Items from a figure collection
--------------------

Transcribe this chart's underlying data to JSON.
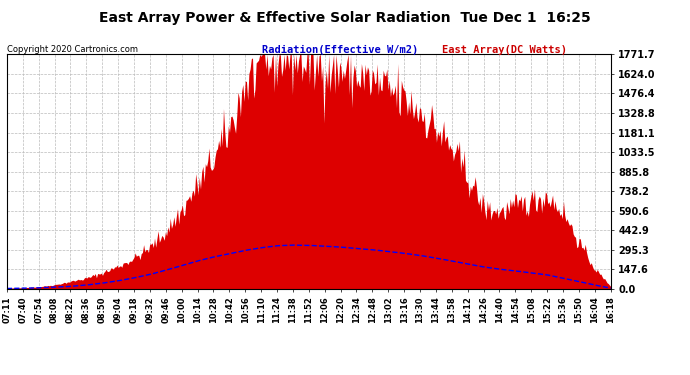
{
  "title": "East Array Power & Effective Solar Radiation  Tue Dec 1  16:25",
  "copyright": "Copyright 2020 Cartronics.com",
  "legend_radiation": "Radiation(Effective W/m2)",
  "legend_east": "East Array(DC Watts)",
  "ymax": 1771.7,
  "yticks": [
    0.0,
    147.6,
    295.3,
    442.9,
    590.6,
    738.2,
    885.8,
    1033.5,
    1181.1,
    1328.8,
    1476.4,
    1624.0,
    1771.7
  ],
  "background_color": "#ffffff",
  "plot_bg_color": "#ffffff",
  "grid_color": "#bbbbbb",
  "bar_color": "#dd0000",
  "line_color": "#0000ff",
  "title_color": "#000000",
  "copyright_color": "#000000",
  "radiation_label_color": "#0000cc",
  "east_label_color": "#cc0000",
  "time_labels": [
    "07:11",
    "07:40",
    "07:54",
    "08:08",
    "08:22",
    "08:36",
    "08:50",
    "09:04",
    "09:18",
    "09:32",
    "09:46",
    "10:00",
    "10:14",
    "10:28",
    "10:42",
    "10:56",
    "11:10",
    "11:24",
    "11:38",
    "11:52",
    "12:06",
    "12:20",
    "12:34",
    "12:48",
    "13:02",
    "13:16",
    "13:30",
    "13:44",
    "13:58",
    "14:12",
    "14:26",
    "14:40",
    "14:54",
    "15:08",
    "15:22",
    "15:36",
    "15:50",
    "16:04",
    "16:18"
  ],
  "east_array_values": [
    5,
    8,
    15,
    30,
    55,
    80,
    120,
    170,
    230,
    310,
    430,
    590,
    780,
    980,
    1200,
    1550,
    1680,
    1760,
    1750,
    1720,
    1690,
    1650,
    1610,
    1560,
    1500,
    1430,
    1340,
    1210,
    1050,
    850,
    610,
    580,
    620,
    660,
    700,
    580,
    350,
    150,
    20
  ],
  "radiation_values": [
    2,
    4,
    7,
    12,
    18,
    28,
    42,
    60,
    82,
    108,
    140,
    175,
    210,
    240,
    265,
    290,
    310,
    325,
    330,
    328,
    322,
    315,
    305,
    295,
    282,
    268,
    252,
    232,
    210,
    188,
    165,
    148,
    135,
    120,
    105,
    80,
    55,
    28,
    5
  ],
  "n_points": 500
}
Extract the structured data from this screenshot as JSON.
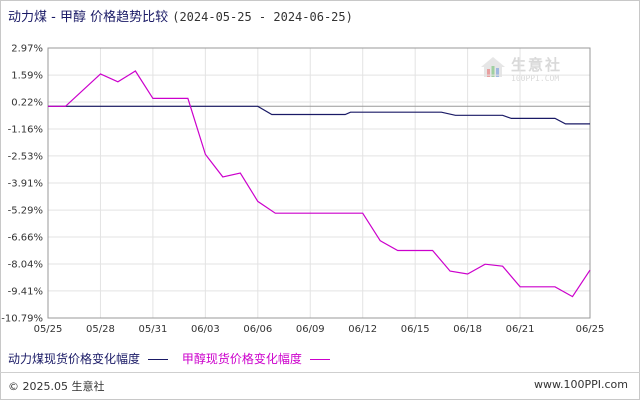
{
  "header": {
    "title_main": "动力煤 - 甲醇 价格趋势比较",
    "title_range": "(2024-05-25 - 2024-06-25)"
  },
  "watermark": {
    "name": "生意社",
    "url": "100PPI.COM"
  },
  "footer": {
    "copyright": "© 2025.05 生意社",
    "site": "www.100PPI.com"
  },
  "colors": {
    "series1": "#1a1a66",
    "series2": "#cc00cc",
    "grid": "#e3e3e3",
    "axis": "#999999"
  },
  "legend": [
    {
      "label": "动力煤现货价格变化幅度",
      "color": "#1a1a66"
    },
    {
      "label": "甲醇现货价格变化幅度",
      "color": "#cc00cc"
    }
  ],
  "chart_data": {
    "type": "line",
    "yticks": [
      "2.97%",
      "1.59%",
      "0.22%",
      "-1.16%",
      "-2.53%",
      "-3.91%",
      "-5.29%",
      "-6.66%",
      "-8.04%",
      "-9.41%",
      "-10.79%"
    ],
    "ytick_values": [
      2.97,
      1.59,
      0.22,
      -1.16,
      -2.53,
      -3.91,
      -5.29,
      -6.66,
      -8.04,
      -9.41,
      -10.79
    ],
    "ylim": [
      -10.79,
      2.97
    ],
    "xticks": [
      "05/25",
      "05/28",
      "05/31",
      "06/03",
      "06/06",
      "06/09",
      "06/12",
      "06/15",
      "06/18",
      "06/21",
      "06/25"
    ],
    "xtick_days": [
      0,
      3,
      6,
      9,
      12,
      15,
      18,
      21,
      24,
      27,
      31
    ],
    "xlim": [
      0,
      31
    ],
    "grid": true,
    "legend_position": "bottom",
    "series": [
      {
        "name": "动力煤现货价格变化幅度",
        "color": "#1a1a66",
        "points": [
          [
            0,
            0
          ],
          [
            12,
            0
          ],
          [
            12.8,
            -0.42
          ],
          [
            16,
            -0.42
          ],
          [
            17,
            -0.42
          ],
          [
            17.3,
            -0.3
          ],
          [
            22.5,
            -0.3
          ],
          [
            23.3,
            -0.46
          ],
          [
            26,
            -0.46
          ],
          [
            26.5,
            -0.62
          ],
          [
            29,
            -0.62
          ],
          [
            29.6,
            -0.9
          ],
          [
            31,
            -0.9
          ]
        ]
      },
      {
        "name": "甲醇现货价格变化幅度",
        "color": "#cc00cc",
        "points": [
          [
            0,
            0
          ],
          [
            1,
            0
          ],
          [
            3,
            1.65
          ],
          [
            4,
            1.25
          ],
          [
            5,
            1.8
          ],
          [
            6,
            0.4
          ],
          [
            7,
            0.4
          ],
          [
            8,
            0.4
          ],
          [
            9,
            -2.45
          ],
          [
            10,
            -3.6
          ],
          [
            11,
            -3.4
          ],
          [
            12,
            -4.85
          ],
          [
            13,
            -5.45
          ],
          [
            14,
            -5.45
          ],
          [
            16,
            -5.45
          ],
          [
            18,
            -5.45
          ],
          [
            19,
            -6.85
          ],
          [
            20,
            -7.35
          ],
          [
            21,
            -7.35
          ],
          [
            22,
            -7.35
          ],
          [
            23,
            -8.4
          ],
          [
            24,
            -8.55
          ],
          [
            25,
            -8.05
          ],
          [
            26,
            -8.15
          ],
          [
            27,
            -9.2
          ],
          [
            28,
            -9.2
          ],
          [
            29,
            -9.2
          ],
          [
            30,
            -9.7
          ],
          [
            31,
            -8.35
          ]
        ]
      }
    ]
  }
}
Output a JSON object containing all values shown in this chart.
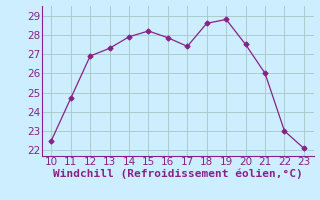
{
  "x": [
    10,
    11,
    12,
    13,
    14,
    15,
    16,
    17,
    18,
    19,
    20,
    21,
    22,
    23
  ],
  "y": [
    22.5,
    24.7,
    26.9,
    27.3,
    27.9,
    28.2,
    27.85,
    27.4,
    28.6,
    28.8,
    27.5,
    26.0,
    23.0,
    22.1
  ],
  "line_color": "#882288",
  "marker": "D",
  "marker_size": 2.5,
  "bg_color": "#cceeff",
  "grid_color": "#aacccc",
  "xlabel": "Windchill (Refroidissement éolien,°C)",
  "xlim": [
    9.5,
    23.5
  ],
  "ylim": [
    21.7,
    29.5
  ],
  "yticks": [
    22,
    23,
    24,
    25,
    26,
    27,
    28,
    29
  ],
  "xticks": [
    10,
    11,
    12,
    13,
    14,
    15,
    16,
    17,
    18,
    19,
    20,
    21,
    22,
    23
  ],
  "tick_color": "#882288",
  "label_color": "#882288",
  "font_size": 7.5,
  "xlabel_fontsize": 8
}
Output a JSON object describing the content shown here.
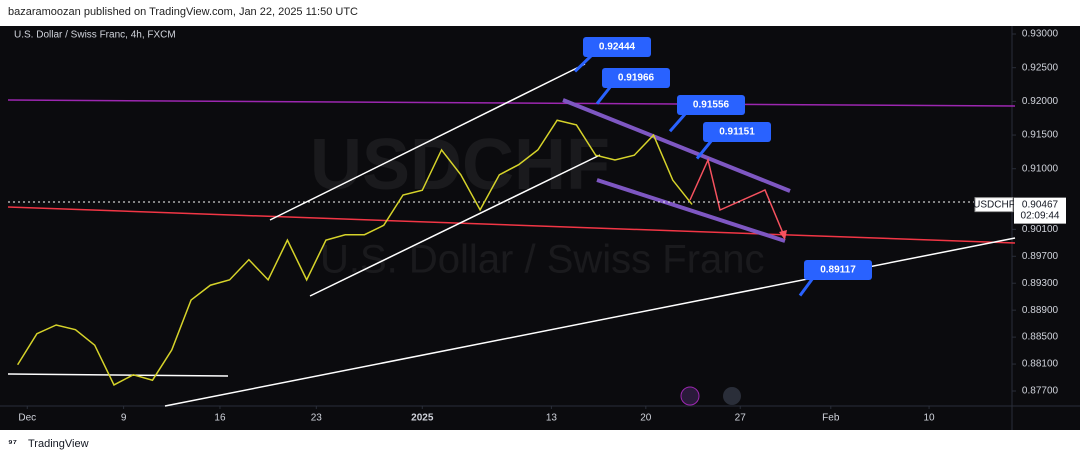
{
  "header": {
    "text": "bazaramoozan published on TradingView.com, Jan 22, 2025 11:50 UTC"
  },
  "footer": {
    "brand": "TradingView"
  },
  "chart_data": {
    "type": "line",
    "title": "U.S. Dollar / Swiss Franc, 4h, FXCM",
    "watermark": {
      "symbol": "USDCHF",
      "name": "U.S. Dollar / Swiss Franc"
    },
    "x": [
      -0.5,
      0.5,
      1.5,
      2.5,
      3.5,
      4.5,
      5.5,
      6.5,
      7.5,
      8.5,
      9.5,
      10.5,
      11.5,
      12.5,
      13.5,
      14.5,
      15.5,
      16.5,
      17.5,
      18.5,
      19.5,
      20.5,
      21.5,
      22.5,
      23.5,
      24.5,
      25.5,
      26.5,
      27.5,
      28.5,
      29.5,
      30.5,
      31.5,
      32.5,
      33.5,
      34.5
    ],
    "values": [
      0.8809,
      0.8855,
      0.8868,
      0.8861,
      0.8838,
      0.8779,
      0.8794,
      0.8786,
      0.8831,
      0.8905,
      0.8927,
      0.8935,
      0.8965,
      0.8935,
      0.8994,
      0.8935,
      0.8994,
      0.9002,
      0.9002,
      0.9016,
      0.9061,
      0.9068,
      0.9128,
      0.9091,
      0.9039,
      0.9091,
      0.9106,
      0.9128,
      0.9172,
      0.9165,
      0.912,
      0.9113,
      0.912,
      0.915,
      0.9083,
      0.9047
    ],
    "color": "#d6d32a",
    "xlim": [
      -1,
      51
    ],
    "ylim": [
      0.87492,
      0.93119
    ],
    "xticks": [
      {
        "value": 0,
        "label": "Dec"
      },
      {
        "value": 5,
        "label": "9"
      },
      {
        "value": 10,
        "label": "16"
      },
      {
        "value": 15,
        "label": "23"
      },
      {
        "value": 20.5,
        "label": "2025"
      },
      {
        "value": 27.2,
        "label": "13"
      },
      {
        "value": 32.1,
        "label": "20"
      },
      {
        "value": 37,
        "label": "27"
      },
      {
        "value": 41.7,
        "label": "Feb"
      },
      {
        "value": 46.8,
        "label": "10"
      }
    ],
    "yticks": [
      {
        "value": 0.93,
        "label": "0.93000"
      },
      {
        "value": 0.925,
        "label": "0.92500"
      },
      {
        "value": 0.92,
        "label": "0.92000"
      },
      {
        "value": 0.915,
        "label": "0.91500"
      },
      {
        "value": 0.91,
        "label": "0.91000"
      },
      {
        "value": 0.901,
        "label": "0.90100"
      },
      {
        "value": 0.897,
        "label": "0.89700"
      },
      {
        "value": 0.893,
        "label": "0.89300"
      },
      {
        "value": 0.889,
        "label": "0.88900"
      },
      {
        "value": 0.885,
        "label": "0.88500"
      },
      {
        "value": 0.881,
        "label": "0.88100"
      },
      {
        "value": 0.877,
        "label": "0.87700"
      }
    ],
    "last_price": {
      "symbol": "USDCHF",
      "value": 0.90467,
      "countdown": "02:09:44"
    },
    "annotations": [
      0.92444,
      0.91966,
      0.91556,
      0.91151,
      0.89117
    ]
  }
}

--------------------

▶ _WHAT NEEDS TO BE DONE_:
Scan the material above. Copy each line that holds the word "Effective".

▶ _RESULT FOR THIS EXERCISE_:
  "title": "East Array Power & Effective Solar Radiation  Tue Dec 1  16:25",
  "legend_radiation": "Radiation(Effective W/m2)",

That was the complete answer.